-- BEGIN Data supplied --
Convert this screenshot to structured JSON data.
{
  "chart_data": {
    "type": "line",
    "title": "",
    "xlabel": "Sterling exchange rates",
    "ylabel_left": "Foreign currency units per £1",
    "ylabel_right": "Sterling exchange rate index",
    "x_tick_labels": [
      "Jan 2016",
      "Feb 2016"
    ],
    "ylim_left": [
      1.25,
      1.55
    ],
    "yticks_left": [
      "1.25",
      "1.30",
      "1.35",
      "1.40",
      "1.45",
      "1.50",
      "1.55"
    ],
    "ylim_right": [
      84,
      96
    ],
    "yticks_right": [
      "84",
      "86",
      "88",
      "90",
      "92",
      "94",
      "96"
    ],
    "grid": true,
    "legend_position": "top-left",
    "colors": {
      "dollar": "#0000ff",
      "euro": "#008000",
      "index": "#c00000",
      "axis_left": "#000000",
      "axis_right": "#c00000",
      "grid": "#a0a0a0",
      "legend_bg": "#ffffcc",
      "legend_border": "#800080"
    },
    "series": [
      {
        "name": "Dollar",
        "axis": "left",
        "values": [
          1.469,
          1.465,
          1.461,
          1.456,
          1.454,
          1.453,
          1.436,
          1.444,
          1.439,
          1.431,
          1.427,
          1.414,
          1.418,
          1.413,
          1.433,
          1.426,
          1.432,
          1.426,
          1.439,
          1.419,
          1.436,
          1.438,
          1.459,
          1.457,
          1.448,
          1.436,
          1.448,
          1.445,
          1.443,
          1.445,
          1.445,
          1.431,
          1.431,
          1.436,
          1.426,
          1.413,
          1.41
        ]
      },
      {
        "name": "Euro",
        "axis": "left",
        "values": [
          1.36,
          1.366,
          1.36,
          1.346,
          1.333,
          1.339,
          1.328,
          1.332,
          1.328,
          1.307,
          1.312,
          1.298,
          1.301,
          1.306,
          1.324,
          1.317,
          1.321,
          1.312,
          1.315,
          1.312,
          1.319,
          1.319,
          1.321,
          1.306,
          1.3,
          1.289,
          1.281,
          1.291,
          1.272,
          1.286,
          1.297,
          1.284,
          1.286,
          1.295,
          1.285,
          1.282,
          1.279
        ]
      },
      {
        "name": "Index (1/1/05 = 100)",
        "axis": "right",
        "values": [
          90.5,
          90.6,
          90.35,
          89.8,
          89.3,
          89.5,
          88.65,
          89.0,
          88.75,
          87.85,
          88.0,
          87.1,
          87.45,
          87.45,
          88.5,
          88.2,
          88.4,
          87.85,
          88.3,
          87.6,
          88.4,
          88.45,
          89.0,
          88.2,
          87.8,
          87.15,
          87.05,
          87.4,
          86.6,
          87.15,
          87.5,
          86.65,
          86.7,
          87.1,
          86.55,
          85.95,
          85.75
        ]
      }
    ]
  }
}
-- END Data supplied --
_What to work on_.
In the listing above, find each line with the word "Sterling" and copy it.

_Solution_.
    "xlabel": "Sterling exchange rates",
    "ylabel_right": "Sterling exchange rate index",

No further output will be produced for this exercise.